Figure data in JSON >>

────

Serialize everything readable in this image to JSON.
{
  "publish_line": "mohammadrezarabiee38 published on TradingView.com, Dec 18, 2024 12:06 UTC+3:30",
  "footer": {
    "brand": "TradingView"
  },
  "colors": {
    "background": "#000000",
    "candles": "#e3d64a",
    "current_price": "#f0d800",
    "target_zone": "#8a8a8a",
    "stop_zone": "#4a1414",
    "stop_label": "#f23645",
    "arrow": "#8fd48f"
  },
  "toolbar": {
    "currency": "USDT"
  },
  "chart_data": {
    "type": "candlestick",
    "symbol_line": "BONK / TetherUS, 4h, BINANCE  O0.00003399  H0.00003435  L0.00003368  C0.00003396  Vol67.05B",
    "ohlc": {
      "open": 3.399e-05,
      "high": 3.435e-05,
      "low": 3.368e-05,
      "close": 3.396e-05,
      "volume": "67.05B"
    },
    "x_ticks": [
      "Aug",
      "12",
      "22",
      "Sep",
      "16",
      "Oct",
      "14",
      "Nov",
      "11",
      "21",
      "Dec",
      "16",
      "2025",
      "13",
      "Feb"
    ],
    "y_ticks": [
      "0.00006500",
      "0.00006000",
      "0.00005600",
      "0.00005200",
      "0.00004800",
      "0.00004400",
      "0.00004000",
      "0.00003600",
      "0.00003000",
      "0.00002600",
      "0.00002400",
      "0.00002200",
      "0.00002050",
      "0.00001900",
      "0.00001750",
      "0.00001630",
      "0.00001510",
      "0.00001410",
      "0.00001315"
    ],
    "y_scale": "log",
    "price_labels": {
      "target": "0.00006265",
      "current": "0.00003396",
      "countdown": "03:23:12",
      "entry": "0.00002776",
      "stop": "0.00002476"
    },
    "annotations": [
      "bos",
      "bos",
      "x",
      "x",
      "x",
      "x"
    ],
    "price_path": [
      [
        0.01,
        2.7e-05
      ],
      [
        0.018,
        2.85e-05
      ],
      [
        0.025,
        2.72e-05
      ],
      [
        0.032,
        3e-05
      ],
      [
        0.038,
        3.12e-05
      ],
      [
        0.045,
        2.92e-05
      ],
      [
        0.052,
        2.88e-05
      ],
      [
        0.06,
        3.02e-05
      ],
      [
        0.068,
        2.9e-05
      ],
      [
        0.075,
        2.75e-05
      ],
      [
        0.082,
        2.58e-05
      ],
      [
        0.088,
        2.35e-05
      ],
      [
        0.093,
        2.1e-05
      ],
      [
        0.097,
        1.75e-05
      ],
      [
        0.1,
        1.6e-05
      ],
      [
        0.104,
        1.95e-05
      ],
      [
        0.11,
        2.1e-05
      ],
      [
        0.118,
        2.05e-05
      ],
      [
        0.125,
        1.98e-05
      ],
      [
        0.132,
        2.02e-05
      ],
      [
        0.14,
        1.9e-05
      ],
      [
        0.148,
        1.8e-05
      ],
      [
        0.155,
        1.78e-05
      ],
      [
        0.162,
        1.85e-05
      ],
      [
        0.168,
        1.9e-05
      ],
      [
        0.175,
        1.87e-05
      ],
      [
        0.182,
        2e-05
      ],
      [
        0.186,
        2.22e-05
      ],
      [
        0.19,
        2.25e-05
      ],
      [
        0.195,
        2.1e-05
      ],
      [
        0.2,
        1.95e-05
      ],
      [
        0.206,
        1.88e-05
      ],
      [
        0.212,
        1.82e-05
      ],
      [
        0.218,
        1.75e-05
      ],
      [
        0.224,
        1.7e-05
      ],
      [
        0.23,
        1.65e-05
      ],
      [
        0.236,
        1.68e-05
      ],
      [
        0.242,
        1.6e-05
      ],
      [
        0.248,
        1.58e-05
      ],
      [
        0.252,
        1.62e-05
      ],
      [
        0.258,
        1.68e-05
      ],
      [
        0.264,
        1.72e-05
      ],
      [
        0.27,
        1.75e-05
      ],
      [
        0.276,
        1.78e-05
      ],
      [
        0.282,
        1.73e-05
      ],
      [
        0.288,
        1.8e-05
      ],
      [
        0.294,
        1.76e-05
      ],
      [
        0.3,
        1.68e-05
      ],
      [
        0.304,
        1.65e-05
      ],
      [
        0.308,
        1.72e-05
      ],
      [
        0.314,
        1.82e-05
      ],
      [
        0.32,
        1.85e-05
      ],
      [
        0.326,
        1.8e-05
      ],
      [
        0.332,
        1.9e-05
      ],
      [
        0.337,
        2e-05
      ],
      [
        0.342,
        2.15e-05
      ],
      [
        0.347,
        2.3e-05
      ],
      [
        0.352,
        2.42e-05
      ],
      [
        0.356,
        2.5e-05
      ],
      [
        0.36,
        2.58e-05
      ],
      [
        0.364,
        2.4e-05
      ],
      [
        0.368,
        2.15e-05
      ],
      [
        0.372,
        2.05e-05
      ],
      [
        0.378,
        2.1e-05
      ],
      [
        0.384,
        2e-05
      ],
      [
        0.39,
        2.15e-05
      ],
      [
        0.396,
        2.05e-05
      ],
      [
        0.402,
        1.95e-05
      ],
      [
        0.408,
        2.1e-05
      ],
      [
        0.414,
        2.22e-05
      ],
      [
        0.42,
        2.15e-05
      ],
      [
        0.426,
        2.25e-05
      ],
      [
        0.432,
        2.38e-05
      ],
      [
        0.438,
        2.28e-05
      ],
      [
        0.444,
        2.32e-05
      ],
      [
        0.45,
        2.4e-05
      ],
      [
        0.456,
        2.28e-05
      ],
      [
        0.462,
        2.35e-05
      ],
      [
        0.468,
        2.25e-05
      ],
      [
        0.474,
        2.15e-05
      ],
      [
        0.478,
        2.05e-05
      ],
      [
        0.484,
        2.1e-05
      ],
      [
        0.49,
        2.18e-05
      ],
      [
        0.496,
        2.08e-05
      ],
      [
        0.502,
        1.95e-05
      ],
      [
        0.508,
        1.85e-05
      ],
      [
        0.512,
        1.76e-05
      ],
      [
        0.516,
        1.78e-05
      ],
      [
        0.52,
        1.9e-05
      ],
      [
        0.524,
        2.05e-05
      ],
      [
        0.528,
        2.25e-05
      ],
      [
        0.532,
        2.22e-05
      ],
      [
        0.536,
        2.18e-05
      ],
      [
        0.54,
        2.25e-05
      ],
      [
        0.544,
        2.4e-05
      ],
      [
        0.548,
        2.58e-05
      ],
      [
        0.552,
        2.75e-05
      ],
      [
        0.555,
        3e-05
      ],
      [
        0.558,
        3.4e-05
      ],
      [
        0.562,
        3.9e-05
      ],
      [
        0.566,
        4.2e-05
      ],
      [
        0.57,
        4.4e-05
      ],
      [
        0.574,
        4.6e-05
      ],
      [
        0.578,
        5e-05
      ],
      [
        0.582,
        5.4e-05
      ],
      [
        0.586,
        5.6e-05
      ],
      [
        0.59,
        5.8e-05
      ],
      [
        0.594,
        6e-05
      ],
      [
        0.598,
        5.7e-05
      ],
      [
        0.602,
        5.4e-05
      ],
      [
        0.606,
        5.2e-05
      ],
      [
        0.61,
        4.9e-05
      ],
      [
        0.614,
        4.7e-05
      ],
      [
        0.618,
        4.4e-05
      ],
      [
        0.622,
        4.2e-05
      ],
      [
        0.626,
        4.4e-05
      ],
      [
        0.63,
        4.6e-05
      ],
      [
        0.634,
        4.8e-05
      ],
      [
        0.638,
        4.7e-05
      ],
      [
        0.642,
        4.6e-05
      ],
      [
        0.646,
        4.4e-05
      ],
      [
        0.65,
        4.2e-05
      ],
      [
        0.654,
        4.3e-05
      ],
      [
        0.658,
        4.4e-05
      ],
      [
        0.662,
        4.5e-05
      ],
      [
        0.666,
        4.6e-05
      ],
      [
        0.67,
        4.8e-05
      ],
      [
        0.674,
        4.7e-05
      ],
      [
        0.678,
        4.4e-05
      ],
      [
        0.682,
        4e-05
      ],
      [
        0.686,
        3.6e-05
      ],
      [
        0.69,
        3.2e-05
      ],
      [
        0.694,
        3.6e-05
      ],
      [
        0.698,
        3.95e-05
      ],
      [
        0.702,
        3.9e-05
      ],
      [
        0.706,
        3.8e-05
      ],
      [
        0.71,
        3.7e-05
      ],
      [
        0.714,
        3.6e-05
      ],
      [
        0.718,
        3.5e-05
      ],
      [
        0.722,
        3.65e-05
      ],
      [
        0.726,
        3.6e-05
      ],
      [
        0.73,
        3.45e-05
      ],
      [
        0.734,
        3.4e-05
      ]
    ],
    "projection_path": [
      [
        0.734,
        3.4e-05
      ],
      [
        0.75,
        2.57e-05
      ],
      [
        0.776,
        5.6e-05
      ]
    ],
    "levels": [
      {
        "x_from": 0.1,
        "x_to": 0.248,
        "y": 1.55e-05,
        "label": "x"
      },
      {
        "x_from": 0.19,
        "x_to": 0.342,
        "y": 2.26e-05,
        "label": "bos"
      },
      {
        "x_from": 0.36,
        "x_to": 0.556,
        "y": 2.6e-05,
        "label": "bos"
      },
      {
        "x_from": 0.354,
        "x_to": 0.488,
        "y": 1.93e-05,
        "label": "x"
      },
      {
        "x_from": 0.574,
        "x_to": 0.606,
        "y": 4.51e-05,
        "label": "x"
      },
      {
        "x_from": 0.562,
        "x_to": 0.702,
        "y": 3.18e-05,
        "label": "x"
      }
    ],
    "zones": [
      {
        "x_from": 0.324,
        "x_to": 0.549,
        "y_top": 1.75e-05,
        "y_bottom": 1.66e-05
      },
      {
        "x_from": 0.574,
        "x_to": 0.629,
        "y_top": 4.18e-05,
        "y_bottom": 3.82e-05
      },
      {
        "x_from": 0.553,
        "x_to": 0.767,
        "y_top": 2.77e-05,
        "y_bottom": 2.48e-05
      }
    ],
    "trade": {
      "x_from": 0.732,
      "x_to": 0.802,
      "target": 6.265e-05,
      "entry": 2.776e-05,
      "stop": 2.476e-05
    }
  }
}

────

Filter the entries down to the lines containing "TradingView". Copy each of those lines.

REPLY TO THE TASK >>
  "publish_line": "mohammadrezarabiee38 published on TradingView.com, Dec 18, 2024 12:06 UTC+3:30",
    "brand": "TradingView"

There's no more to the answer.